Source data:
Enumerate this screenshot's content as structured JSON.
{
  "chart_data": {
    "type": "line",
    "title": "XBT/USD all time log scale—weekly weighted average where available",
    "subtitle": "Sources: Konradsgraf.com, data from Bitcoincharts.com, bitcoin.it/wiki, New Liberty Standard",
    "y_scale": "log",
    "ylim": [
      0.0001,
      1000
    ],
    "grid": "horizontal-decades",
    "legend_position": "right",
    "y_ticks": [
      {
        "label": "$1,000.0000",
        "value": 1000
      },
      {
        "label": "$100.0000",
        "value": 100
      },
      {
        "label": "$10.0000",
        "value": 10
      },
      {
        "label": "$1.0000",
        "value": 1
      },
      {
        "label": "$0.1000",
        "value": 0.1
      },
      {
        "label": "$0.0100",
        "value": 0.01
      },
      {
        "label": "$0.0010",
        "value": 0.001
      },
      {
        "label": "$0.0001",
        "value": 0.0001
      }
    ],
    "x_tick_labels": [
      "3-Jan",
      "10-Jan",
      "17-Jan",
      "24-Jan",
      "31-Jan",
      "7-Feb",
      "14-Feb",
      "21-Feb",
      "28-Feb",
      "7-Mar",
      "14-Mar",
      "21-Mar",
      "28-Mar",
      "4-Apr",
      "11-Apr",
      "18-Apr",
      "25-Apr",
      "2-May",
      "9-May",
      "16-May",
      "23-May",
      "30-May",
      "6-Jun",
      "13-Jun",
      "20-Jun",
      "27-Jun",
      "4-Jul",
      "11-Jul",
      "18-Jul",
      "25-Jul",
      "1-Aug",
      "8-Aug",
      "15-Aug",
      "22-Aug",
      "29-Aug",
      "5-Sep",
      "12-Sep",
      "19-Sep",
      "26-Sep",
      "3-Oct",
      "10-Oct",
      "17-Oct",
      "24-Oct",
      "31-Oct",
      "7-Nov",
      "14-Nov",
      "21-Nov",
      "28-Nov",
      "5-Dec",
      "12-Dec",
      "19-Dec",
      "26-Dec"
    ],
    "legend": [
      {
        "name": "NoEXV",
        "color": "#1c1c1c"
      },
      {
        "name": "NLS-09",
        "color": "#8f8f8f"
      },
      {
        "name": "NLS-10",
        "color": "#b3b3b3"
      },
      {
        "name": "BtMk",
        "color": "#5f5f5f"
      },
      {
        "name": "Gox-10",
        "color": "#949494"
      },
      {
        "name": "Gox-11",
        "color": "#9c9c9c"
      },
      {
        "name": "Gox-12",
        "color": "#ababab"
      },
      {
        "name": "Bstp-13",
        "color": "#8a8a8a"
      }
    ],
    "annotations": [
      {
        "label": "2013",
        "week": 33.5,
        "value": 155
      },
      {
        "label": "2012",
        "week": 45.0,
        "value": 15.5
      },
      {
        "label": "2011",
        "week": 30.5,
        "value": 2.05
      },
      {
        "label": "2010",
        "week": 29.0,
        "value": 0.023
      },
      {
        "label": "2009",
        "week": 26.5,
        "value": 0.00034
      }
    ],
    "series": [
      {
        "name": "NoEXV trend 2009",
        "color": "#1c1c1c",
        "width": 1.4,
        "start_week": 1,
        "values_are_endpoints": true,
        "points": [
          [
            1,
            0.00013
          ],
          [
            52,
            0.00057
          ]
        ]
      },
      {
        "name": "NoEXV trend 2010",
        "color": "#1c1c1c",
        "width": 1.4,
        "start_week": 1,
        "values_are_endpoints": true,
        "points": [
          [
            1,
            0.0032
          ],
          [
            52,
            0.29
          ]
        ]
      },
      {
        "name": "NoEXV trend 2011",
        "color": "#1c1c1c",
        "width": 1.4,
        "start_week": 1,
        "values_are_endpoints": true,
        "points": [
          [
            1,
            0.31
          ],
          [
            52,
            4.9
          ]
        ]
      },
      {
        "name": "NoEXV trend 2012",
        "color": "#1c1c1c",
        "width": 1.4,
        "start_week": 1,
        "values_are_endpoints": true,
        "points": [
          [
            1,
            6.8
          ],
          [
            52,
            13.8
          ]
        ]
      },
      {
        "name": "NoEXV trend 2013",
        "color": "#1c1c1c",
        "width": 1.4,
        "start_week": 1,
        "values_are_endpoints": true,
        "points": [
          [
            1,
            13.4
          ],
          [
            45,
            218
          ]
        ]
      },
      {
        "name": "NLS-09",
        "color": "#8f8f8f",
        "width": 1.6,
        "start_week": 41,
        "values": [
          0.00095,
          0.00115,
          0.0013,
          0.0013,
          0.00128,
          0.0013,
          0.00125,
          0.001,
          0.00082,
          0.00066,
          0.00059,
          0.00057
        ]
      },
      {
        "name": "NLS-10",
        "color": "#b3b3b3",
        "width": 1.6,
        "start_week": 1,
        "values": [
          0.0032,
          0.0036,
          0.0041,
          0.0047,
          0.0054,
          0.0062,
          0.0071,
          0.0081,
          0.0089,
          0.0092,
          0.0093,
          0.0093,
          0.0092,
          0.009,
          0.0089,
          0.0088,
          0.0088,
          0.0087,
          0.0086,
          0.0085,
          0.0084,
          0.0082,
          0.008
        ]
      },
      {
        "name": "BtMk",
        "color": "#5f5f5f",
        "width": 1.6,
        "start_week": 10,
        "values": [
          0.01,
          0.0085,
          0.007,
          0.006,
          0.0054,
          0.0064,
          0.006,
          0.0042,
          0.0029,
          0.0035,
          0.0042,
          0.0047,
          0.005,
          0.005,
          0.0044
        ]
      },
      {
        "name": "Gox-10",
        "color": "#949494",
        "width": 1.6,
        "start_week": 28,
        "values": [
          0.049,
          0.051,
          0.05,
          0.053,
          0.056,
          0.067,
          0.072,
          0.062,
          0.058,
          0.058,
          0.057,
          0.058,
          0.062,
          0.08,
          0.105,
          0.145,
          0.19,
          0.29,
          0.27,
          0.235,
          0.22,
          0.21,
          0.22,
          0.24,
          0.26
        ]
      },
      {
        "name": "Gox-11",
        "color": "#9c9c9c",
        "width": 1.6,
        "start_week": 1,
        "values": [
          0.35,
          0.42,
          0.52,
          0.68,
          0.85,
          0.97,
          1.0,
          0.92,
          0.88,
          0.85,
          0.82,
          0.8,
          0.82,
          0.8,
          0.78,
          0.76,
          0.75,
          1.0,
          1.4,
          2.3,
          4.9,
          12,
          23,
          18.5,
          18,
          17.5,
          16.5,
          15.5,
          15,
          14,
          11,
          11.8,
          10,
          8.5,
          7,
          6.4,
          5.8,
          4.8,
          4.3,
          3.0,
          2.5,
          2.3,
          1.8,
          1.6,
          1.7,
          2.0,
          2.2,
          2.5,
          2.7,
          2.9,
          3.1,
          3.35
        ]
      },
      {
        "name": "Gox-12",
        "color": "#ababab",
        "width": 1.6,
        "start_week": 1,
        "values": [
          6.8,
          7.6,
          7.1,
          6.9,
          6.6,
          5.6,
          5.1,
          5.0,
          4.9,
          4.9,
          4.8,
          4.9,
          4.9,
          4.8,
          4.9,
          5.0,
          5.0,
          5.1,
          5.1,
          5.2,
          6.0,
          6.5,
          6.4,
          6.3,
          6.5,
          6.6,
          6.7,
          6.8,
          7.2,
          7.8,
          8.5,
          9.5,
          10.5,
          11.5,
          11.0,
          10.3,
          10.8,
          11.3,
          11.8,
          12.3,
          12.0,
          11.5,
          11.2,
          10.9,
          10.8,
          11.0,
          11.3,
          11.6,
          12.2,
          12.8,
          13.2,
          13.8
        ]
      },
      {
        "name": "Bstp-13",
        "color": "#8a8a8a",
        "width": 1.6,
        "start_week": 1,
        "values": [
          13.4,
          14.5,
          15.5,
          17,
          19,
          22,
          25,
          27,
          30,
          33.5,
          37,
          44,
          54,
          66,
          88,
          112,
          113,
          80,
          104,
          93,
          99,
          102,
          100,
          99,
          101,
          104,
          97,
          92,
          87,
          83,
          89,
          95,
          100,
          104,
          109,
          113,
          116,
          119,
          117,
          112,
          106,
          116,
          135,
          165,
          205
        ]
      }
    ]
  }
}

Short task:
Check each line of the records for the string "NoEXV" and state how many lines contain it. Give only the number.

Worked solution:
6